Stored entries:

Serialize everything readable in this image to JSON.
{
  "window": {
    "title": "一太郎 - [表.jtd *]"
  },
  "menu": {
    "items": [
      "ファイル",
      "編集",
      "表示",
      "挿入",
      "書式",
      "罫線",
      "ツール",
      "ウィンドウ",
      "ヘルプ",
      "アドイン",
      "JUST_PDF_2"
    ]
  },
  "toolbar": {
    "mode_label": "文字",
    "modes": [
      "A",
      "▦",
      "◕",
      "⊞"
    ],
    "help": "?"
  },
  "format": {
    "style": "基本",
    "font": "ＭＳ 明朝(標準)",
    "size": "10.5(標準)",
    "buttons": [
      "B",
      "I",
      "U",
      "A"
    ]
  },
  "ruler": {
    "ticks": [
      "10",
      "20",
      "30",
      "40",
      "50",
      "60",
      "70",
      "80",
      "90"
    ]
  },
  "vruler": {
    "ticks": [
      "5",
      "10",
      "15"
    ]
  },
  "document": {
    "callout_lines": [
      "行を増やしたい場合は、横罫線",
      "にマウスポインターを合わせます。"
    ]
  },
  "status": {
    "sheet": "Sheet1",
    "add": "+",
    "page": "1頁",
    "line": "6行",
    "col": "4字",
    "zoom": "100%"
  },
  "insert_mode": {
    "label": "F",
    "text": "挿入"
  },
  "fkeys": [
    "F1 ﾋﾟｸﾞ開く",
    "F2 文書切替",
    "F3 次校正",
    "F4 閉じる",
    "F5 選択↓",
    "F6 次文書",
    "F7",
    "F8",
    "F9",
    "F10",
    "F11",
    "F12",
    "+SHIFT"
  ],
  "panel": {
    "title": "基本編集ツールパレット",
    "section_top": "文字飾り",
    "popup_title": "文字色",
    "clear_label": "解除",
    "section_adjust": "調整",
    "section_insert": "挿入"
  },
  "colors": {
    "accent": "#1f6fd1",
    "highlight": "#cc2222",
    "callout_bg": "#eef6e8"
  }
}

- **EXERCISE DIRECTIONS**:
Print every entry exactly as written.

- **EXERCISE RESULT**:
Serialize everything readable in this image to JSON.
{
  "window": {
    "title": "一太郎 - [表.jtd *]"
  },
  "menu": {
    "items": [
      "ファイル",
      "編集",
      "表示",
      "挿入",
      "書式",
      "罫線",
      "ツール",
      "ウィンドウ",
      "ヘルプ",
      "アドイン",
      "JUST_PDF_2"
    ]
  },
  "toolbar": {
    "mode_label": "文字",
    "modes": [
      "A",
      "▦",
      "◕",
      "⊞"
    ],
    "help": "?"
  },
  "format": {
    "style": "基本",
    "font": "ＭＳ 明朝(標準)",
    "size": "10.5(標準)",
    "buttons": [
      "B",
      "I",
      "U",
      "A"
    ]
  },
  "ruler": {
    "ticks": [
      "10",
      "20",
      "30",
      "40",
      "50",
      "60",
      "70",
      "80",
      "90"
    ]
  },
  "vruler": {
    "ticks": [
      "5",
      "10",
      "15"
    ]
  },
  "document": {
    "callout_lines": [
      "行を増やしたい場合は、横罫線",
      "にマウスポインターを合わせます。"
    ]
  },
  "status": {
    "sheet": "Sheet1",
    "add": "+",
    "page": "1頁",
    "line": "6行",
    "col": "4字",
    "zoom": "100%"
  },
  "insert_mode": {
    "label": "F",
    "text": "挿入"
  },
  "fkeys": [
    "F1 ﾋﾟｸﾞ開く",
    "F2 文書切替",
    "F3 次校正",
    "F4 閉じる",
    "F5 選択↓",
    "F6 次文書",
    "F7",
    "F8",
    "F9",
    "F10",
    "F11",
    "F12",
    "+SHIFT"
  ],
  "panel": {
    "title": "基本編集ツールパレット",
    "section_top": "文字飾り",
    "popup_title": "文字色",
    "clear_label": "解除",
    "section_adjust": "調整",
    "section_insert": "挿入"
  },
  "colors": {
    "accent": "#1f6fd1",
    "highlight": "#cc2222",
    "callout_bg": "#eef6e8"
  }
}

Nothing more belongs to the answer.